## GIVEN INFORMATION
———

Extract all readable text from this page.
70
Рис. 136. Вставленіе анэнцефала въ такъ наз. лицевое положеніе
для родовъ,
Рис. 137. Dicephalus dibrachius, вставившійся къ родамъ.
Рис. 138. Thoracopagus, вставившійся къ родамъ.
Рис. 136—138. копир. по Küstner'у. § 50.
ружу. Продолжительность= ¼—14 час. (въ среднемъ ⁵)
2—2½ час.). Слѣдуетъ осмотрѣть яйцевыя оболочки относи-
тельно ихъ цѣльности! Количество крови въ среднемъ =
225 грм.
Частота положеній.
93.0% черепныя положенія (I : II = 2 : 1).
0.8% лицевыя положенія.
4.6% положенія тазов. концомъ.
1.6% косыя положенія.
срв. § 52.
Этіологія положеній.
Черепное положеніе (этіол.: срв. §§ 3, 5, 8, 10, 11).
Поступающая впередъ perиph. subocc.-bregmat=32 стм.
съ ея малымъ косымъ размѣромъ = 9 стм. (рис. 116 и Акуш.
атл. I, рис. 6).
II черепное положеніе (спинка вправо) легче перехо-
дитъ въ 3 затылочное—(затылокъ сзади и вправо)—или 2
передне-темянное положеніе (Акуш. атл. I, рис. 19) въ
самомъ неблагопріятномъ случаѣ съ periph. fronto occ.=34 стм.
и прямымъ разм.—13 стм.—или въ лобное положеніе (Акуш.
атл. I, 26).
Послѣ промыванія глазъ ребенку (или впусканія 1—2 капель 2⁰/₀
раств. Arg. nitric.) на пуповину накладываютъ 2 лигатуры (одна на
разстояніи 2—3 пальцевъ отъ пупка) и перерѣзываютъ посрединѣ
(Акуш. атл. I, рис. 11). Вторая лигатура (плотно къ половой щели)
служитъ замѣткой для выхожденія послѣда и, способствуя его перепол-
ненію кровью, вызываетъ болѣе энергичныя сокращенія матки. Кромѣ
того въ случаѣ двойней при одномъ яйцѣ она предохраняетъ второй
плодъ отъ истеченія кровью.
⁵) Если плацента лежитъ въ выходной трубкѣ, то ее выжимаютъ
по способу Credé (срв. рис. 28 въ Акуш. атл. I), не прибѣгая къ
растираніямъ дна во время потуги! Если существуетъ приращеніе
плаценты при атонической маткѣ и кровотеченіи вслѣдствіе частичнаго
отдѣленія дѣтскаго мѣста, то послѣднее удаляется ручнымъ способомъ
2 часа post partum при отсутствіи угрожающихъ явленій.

———

## WRITTEN REQUEST
The lines above should be duplicated exactly.

## FINISHED TASK
Extract all readable text from this page.
70
Рис. 136. Вставленіе анэнцефала въ такъ наз. лицевое положеніе
для родовъ,
Рис. 137. Dicephalus dibrachius, вставившійся къ родамъ.
Рис. 138. Thoracopagus, вставившійся къ родамъ.
Рис. 136—138. копир. по Küstner'у. § 50.
ружу. Продолжительность= ¼—14 час. (въ среднемъ ⁵)
2—2½ час.). Слѣдуетъ осмотрѣть яйцевыя оболочки относи-
тельно ихъ цѣльности! Количество крови въ среднемъ =
225 грм.
Частота положеній.
93.0% черепныя положенія (I : II = 2 : 1).
0.8% лицевыя положенія.
4.6% положенія тазов. концомъ.
1.6% косыя положенія.
срв. § 52.
Этіологія положеній.
Черепное положеніе (этіол.: срв. §§ 3, 5, 8, 10, 11).
Поступающая впередъ perиph. subocc.-bregmat=32 стм.
съ ея малымъ косымъ размѣромъ = 9 стм. (рис. 116 и Акуш.
атл. I, рис. 6).
II черепное положеніе (спинка вправо) легче перехо-
дитъ въ 3 затылочное—(затылокъ сзади и вправо)—или 2
передне-темянное положеніе (Акуш. атл. I, рис. 19) въ
самомъ неблагопріятномъ случаѣ съ periph. fronto occ.=34 стм.
и прямымъ разм.—13 стм.—или въ лобное положеніе (Акуш.
атл. I, 26).
Послѣ промыванія глазъ ребенку (или впусканія 1—2 капель 2⁰/₀
раств. Arg. nitric.) на пуповину накладываютъ 2 лигатуры (одна на
разстояніи 2—3 пальцевъ отъ пупка) и перерѣзываютъ посрединѣ
(Акуш. атл. I, рис. 11). Вторая лигатура (плотно къ половой щели)
служитъ замѣткой для выхожденія послѣда и, способствуя его перепол-
ненію кровью, вызываетъ болѣе энергичныя сокращенія матки. Кромѣ
того въ случаѣ двойней при одномъ яйцѣ она предохраняетъ второй
плодъ отъ истеченія кровью.
⁵) Если плацента лежитъ въ выходной трубкѣ, то ее выжимаютъ
по способу Credé (срв. рис. 28 въ Акуш. атл. I), не прибѣгая къ
растираніямъ дна во время потуги! Если существуетъ приращеніе
плаценты при атонической маткѣ и кровотеченіи вслѣдствіе частичнаго
отдѣленія дѣтскаго мѣста, то послѣднее удаляется ручнымъ способомъ
2 часа post partum при отсутствіи угрожающихъ явленій.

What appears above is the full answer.